*Task brief*:
Reproduce the items verbatim, starting from the very first line and ending with the line that contains "legend-marker-high-activity: [525, 211, 533, 219]", with both of those lines included.

________________________

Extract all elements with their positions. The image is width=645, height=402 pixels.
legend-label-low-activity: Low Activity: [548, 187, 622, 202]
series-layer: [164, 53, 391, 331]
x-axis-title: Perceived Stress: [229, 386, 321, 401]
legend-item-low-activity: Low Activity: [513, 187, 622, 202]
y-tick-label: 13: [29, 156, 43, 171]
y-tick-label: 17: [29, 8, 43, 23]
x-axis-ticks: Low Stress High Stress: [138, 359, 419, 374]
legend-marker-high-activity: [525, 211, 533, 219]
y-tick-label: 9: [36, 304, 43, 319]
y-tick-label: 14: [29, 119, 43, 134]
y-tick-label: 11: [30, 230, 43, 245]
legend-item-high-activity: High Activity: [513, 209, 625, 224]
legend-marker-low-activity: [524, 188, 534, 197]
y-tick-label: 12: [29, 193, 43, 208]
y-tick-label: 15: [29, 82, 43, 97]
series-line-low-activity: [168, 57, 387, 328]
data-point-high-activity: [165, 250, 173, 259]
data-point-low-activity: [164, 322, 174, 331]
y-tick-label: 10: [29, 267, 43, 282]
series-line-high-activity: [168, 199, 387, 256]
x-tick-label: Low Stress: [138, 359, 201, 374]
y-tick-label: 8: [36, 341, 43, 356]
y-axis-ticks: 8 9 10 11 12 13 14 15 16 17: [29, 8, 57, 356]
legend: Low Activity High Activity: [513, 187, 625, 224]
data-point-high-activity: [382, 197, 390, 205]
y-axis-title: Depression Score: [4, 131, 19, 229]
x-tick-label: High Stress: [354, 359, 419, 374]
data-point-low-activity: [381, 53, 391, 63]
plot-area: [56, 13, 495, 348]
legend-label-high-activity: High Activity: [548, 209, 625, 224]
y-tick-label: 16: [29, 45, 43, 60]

________________________

*Answer to the exercise*:
Extract all elements with their positions. The image is width=645, height=402 pixels.
legend-label-low-activity: Low Activity: [548, 187, 622, 202]
series-layer: [164, 53, 391, 331]
x-axis-title: Perceived Stress: [229, 386, 321, 401]
legend-item-low-activity: Low Activity: [513, 187, 622, 202]
y-tick-label: 13: [29, 156, 43, 171]
y-tick-label: 17: [29, 8, 43, 23]
x-axis-ticks: Low Stress High Stress: [138, 359, 419, 374]
legend-marker-high-activity: [525, 211, 533, 219]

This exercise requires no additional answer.